**Quoted passage**

The panel itself was moderately interesting, the speakers were Jill Abramson, executive editor of the New York Times, and Richard Plepler, CEO of HBO. It was mostly about the business of new media, which, fine. “You can monetize smart” from Plepler – encouraging!

But what struck me is that both entities are thinking of themselves as 21st-century digital content generators but are shackled to 19th-century physical infrastructure: the newspaper printing press, and the cable/phone lines. In answering a question from a 20-something audience member who wants to watch Girls but doesn’t have a cable box, Plepler answered elaborately and at length. What it boils down to is that there aren’t enough “cord-cutters” yet to allow HBO to circumvent their cable and phone partners. Their business model is tied up with the physical infrastructure of cable and phone lines.

But here’s the rub: even as one might wish for the decoupling of the NYT and HBO from the physical infrastructure that seems to drag them down financially, I bet that a lot of those jobs, especially in the printing press, are good union jobs that support middle-class communities. (Cable companies probably less so.)

Makes me think of the latest episode of Downton Abbey, where (spoiler alert!) Matthew has invested in the estate to save Lord Grantham’s (and by extension his wife’s) bacon, but now is seeing that the estate is “mismanaged,” in his words. Lady Mary hints that what looks like inefficiency is a form of largesse that’s necessary for the local economy. Economic welfare at the level of the manor is sacrificed for economic welfare at the level of the village. I dunno, sounds kinda enlightened to me. I wonder to what extent old, infrastructure-dependent industries like newspapers and telephone companies function in a similar way.

In other words, when is inefficiency at the level of the firm effectiveness at the level of the community or town? Where’s the economics that helps makes sense of that? That would be genuine political economy.

**Dataset excerpt**
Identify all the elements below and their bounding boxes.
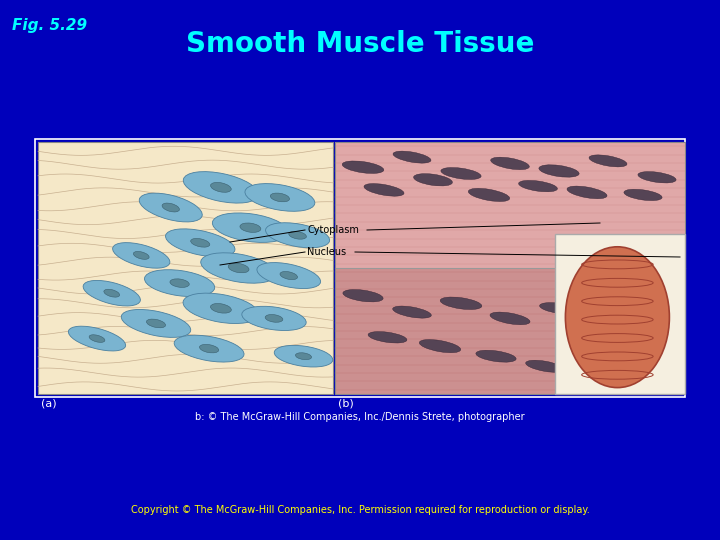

**The tasks**
a. Reproduce the passage from the post on the media panel, starting with "In other words, when" and going on through "genuine political economy.".
b. Answer these questions using the post on the media panel:
(i) What position did Richard Plepler hold?
(ii) Which two pieces of 19th-century physical infrastructure does the writer say the two entities are shackled to?
(iii) What word does Matthew use to describe the estate in the latest Downton Abbey episode?

**Task responses**
a.
In other words, when is inefficiency at the level of the firm effectiveness at the level of the community or town? Where’s the economics that helps makes sense of that? That would be genuine political economy.

b.
(i) CEO of HBO
(ii) The newspaper printing press and the cable/phone lines
(iii) "Mismanaged"